*YOUR TASK*. Report how many lines hold the word "JSON"; answer with the number alone.

*TASK INPUT*.
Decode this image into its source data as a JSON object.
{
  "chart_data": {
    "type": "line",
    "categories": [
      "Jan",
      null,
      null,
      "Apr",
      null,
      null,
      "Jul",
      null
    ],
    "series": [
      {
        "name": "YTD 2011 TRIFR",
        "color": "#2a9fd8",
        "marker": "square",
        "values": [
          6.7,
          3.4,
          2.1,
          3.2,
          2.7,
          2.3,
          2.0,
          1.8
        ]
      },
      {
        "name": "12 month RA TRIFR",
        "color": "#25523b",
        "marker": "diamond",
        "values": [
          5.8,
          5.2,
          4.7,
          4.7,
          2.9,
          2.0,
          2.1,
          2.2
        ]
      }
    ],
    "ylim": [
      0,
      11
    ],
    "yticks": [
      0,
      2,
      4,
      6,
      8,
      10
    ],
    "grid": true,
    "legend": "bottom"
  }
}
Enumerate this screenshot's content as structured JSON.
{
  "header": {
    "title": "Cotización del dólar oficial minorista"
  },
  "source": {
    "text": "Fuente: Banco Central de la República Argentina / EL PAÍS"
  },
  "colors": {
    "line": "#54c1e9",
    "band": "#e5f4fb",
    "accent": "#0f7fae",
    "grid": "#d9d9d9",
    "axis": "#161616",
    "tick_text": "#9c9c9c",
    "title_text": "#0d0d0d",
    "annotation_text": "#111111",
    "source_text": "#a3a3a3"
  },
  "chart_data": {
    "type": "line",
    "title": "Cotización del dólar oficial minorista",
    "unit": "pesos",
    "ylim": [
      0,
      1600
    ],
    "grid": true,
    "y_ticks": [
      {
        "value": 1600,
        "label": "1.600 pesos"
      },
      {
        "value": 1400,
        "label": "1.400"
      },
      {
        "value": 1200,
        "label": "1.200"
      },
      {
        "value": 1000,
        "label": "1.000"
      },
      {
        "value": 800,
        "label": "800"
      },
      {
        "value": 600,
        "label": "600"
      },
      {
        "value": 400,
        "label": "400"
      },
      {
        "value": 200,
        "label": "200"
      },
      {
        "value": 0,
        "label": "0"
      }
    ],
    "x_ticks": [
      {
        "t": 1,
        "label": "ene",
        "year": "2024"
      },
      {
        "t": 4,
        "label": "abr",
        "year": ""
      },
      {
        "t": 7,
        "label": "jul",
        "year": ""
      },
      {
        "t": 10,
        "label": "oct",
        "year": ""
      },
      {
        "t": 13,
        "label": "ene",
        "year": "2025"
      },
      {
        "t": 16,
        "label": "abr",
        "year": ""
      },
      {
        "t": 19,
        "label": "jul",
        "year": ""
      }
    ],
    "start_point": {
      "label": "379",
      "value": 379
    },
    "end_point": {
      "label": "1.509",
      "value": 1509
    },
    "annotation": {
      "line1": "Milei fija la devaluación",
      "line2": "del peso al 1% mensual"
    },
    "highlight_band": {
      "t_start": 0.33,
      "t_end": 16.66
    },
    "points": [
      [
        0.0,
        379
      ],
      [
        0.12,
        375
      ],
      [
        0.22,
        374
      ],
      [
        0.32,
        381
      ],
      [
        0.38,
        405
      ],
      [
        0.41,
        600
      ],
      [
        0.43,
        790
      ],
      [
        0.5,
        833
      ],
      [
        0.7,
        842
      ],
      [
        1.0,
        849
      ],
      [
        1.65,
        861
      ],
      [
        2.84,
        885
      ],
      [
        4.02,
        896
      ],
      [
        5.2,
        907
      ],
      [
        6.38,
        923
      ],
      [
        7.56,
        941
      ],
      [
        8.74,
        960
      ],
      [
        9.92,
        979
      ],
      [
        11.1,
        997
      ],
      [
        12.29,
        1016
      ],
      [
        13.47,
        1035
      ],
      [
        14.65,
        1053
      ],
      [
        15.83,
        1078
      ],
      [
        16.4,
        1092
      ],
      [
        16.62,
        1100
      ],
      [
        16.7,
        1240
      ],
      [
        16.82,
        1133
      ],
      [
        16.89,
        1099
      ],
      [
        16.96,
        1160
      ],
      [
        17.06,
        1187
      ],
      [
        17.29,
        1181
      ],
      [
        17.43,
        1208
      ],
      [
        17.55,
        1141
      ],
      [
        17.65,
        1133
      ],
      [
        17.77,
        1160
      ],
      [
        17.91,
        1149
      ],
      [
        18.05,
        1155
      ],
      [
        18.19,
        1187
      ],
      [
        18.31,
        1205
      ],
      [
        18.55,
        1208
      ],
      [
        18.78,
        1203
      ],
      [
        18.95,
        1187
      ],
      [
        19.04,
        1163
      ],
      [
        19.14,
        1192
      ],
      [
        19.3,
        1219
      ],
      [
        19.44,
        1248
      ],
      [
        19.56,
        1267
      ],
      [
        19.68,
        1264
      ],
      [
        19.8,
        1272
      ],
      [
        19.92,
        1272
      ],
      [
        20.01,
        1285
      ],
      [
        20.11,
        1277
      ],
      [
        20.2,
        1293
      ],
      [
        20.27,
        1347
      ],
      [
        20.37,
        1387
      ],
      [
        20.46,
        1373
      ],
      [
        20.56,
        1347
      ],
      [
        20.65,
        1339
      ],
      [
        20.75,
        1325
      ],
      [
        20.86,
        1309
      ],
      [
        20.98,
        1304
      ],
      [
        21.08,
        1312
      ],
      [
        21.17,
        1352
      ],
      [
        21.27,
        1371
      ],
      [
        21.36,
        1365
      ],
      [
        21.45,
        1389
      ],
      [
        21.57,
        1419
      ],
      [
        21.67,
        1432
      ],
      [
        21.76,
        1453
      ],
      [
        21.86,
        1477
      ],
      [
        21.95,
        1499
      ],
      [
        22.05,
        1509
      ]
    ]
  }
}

*THE RESULT*. 2